* BEGIN Records for this exercise *

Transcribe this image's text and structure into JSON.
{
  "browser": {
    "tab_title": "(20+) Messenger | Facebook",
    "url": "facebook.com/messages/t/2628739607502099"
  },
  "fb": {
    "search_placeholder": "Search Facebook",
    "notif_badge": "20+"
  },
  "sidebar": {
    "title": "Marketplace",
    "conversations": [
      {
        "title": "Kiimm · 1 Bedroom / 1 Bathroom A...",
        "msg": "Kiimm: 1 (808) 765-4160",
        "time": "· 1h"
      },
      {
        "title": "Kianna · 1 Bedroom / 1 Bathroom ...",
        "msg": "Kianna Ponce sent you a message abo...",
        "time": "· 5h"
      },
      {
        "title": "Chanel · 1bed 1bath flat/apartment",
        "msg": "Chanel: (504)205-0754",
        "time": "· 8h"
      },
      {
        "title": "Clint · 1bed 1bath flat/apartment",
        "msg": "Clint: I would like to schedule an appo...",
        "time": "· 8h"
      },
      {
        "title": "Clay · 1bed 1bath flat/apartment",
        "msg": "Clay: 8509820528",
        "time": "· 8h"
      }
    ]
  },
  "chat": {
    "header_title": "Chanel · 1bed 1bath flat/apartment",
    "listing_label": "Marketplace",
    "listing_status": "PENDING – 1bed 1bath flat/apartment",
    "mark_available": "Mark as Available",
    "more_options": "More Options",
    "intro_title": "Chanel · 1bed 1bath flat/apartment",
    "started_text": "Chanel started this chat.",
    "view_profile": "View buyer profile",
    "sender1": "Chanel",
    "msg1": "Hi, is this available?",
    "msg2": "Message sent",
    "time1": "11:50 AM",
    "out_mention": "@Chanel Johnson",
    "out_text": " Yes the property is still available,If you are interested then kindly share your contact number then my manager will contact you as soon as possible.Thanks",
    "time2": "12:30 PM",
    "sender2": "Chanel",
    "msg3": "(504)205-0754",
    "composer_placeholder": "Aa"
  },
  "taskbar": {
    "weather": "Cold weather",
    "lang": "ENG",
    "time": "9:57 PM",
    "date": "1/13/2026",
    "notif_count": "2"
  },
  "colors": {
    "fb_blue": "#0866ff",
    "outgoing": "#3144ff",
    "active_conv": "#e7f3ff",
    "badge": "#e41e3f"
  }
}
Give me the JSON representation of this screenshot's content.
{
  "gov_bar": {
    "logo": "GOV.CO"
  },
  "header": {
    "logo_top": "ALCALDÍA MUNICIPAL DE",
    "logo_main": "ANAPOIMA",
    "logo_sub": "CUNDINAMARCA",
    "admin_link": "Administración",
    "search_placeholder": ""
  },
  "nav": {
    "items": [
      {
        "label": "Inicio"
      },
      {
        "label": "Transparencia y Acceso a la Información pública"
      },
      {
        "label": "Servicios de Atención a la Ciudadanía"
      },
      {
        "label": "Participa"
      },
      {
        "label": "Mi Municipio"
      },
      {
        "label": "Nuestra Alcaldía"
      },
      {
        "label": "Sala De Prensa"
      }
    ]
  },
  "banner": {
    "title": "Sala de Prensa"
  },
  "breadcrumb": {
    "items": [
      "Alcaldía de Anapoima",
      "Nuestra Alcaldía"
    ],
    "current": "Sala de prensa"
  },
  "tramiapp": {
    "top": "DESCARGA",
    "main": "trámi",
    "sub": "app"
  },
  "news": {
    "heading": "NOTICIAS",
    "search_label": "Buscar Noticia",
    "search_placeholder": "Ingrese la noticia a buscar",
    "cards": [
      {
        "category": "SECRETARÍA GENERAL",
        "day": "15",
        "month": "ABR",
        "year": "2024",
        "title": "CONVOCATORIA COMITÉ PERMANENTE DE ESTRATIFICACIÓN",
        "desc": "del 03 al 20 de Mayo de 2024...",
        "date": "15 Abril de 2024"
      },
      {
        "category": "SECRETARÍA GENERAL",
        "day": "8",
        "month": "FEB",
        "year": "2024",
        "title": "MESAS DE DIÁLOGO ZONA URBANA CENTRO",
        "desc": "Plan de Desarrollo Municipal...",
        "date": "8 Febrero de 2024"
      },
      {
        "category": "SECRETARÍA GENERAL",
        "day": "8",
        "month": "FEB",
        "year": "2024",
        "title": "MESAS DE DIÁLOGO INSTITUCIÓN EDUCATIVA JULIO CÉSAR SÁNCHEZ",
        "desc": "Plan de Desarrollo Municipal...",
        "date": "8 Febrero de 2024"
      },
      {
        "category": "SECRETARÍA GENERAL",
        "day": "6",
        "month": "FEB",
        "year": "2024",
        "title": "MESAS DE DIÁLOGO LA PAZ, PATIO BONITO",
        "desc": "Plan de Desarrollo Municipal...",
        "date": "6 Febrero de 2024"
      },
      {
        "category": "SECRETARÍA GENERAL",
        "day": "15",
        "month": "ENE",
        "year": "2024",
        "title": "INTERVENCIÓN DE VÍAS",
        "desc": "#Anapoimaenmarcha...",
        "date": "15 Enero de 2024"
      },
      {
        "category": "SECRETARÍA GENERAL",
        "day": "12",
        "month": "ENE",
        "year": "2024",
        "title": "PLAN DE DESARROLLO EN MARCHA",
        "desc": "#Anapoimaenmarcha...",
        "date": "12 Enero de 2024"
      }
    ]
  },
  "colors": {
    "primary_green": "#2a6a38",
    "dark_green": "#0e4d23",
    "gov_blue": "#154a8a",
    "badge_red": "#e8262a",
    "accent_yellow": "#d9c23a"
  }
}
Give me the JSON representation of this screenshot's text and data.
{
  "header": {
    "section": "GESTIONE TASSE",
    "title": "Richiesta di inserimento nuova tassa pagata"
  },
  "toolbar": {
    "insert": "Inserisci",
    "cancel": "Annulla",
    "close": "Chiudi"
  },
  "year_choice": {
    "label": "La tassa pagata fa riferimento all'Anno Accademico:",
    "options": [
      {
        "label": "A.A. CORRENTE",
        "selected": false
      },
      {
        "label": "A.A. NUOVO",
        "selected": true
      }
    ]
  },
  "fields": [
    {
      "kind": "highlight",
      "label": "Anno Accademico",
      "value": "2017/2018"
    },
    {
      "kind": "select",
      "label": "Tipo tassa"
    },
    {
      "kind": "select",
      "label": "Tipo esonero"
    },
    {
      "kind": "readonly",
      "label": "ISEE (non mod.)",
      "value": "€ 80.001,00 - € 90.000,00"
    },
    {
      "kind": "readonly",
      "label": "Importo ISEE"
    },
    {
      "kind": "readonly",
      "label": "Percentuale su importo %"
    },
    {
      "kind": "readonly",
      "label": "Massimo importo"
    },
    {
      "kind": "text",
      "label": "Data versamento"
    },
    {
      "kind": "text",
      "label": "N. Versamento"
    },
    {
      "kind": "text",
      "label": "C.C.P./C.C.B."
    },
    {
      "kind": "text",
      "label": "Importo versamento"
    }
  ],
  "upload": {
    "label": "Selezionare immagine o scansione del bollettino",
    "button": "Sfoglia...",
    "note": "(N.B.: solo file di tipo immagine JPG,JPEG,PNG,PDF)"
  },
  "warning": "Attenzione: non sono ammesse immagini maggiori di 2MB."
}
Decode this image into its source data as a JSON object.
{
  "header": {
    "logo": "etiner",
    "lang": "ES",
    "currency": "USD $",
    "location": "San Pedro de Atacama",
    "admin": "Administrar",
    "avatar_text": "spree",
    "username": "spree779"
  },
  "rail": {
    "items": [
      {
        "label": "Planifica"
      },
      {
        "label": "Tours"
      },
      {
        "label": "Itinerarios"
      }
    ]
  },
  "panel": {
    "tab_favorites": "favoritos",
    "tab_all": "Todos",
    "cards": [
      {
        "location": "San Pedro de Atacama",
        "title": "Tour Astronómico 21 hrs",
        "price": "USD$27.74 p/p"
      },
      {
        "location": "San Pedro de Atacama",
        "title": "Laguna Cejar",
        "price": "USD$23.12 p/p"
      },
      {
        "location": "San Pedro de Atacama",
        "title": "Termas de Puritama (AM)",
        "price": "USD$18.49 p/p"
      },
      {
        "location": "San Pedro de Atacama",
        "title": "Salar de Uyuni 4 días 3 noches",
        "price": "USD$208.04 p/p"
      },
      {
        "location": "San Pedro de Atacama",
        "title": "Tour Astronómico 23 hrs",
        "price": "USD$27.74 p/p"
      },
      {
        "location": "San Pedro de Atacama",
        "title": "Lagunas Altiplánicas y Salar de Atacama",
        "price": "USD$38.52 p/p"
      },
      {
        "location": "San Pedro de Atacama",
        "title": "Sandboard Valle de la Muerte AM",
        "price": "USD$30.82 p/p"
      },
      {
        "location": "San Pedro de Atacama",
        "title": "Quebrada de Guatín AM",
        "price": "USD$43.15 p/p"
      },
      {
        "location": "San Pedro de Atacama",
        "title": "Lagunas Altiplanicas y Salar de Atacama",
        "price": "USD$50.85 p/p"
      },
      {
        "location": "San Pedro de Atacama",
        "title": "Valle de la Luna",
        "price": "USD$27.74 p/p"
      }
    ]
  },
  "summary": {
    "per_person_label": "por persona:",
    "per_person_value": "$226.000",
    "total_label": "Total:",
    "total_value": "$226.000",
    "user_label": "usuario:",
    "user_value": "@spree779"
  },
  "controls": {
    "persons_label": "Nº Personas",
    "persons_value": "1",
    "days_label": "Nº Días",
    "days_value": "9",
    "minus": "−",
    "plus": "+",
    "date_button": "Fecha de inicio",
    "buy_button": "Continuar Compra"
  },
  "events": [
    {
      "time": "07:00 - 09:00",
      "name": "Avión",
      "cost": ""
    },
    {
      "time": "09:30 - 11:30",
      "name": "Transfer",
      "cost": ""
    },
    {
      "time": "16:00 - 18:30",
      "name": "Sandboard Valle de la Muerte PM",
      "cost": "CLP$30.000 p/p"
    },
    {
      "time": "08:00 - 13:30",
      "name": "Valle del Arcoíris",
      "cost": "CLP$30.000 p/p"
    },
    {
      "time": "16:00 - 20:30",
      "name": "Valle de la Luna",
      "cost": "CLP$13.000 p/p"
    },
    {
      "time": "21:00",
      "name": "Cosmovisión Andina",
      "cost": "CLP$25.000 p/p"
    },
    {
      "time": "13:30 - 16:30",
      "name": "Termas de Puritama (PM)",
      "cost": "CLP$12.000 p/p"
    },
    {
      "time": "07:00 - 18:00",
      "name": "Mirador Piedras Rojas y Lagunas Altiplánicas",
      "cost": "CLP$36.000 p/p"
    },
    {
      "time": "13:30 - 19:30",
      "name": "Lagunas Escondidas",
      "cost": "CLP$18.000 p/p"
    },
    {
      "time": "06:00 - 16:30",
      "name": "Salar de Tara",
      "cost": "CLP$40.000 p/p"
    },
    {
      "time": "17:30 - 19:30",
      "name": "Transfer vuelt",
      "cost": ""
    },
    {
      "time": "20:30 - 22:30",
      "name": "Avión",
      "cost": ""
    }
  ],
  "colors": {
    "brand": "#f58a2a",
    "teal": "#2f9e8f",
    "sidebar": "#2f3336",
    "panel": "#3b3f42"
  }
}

* END Records for this exercise *

=== The task ===
Where a line of the entries contains the word "screenshot", copy that line.

=== Exercise result ===
Give me the JSON representation of this screenshot's content.
Give me the JSON representation of this screenshot's text and data.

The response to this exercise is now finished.